◆ **TASK BRIEF**: Output each of the lines below word for word, leaving out the pictures.

◆ **RECORDS TO PROCESS**:
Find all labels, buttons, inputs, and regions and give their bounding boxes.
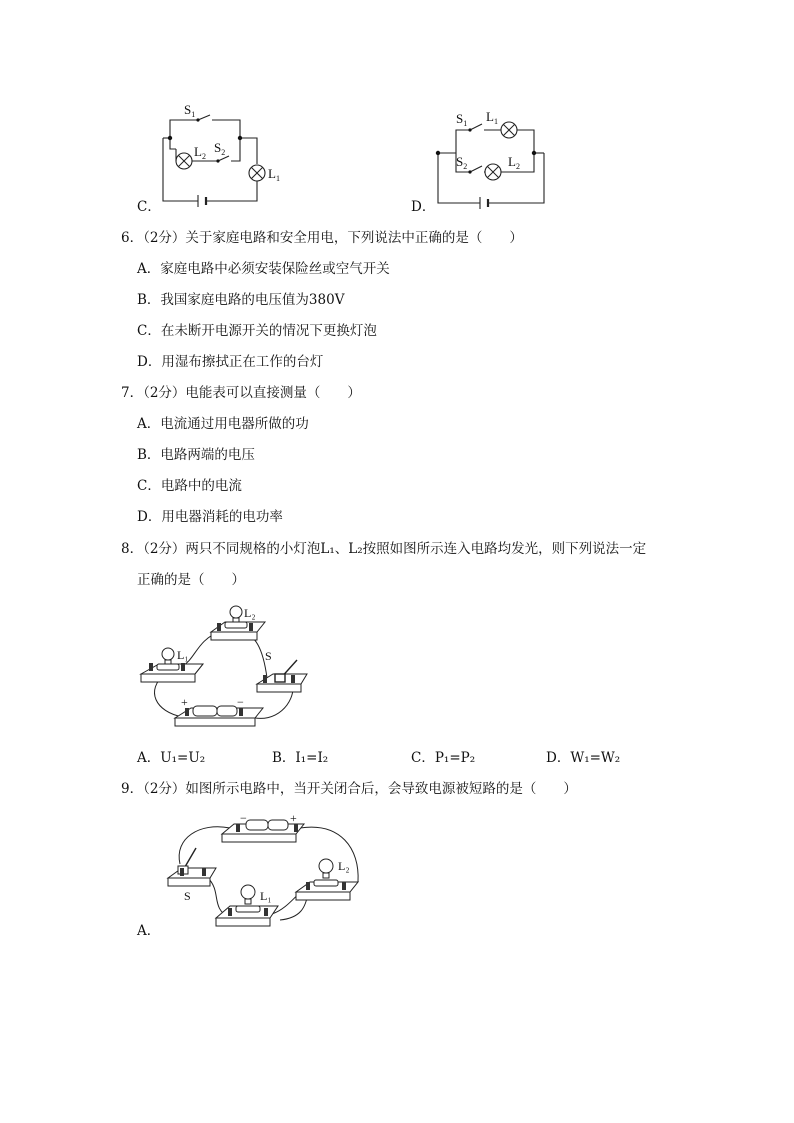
question-8-option-b: B．I₁=I₂ [272,750,329,766]
question-6-option-a: A．家庭电路中必须安装保险丝或空气开关 [137,261,390,277]
question-7-option-d: D．用电器消耗的电功率 [137,509,283,525]
question-6-option-b: B．我国家庭电路的电压值为380V [137,292,345,308]
question-6-option-c: C．在未断开电源开关的情况下更换灯泡 [137,323,377,339]
question-9-option-a-label: A． [137,923,161,939]
svg-text:S2: $S_2$ [456,154,468,171]
svg-text:L2: $L_2$ [508,154,520,171]
question-8-option-c: C．P₁=P₂ [411,750,476,766]
question-8-stem-line2: 正确的是（ ） [137,572,245,588]
svg-text:S1: $S_1$ [456,111,468,128]
circuit-diagram-d [430,105,560,215]
q8-label-l1: L₁ [177,648,189,662]
question-8-option-a: A．U₁=U₂ [137,750,206,766]
q9-label-plus: + [290,811,297,825]
q9-label-minus: − [240,811,247,825]
question-9-stem: 9．（2分）如图所示电路中，当开关闭合后，会导致电源被短路的是（ ） [121,781,577,797]
question-6-option-d: D．用湿布擦拭正在工作的台灯 [137,354,324,370]
question-8-option-d: D．W₁=W₂ [546,750,621,766]
question-7-option-c: C．电路中的电流 [137,478,242,494]
question-9-circuit-figure [160,808,370,938]
svg-text:S2: $S_2$ [214,140,226,157]
q8-label-plus: + [181,695,188,709]
q9-label-l1: L₁ [260,889,272,903]
q8-label-s: S [265,649,272,663]
svg-text:S1: $S_1$ [184,102,196,119]
q8-label-l2: L₂ [244,606,256,620]
svg-text:L1: $L_1$ [268,166,280,183]
question-7-option-b: B．电路两端的电压 [137,447,255,463]
question-8-stem-line1: 8．（2分）两只不同规格的小灯泡L₁、L₂按照如图所示连入电路均发光，则下列说法一定 [121,541,647,557]
question-7-option-a: A．电流通过用电器所做的功 [137,416,309,432]
circuit-diagram-c [150,95,290,215]
svg-text:L1: $L_1$ [486,109,498,126]
q8-label-minus: − [237,695,244,709]
svg-text:L2: $L_2$ [194,144,206,161]
q9-label-s: S [184,889,191,903]
option-d-label: D． [411,199,436,215]
question-8-circuit-figure [135,600,315,730]
option-c-label: C． [137,199,161,215]
q9-label-l2: L₂ [338,859,350,873]
question-7-stem: 7．（2分）电能表可以直接测量（ ） [121,385,361,401]
question-6-stem: 6．（2分）关于家庭电路和安全用电，下列说法中正确的是（ ） [121,230,523,246]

◆ **SOLUTION**:
Find all labels, buttons, inputs, and regions and give their bounding boxes.
question-8-option-b: B．I₁=I₂ [272,750,329,766]
question-6-option-a: A．家庭电路中必须安装保险丝或空气开关 [137,261,390,277]
question-7-option-d: D．用电器消耗的电功率 [137,509,283,525]
question-6-option-b: B．我国家庭电路的电压值为380V [137,292,345,308]
question-6-option-c: C．在未断开电源开关的情况下更换灯泡 [137,323,377,339]
question-9-option-a-label: A． [137,923,161,939]
svg-text:S2: $S_2$ [456,154,468,171]
svg-text:L2: $L_2$ [508,154,520,171]
question-8-option-c: C．P₁=P₂ [411,750,476,766]
question-8-stem-line2: 正确的是（ ） [137,572,245,588]
svg-text:S1: $S_1$ [456,111,468,128]
circuit-diagram-d [430,105,560,215]
q8-label-l1: L₁ [177,648,189,662]
question-8-option-a: A．U₁=U₂ [137,750,206,766]
q9-label-plus: + [290,811,297,825]
q9-label-minus: − [240,811,247,825]
question-9-stem: 9．（2分）如图所示电路中，当开关闭合后，会导致电源被短路的是（ ） [121,781,577,797]
question-6-option-d: D．用湿布擦拭正在工作的台灯 [137,354,324,370]
question-8-option-d: D．W₁=W₂ [546,750,621,766]
question-7-option-c: C．电路中的电流 [137,478,242,494]
question-9-circuit-figure [160,808,370,938]
svg-text:S2: $S_2$ [214,140,226,157]
q8-label-plus: + [181,695,188,709]
q9-label-l1: L₁ [260,889,272,903]
q8-label-s: S [265,649,272,663]
svg-text:S1: $S_1$ [184,102,196,119]
q8-label-l2: L₂ [244,606,256,620]
svg-text:L1: $L_1$ [268,166,280,183]
question-7-option-b: B．电路两端的电压 [137,447,255,463]
question-8-stem-line1: 8．（2分）两只不同规格的小灯泡L₁、L₂按照如图所示连入电路均发光，则下列说法一定 [121,541,647,557]
question-7-option-a: A．电流通过用电器所做的功 [137,416,309,432]
circuit-diagram-c [150,95,290,215]
svg-text:L1: $L_1$ [486,109,498,126]
q8-label-minus: − [237,695,244,709]
svg-text:L2: $L_2$ [194,144,206,161]
q9-label-s: S [184,889,191,903]
option-d-label: D． [411,199,436,215]
question-8-circuit-figure [135,600,315,730]
option-c-label: C． [137,199,161,215]
q9-label-l2: L₂ [338,859,350,873]
question-7-stem: 7．（2分）电能表可以直接测量（ ） [121,385,361,401]
question-6-stem: 6．（2分）关于家庭电路和安全用电，下列说法中正确的是（ ） [121,230,523,246]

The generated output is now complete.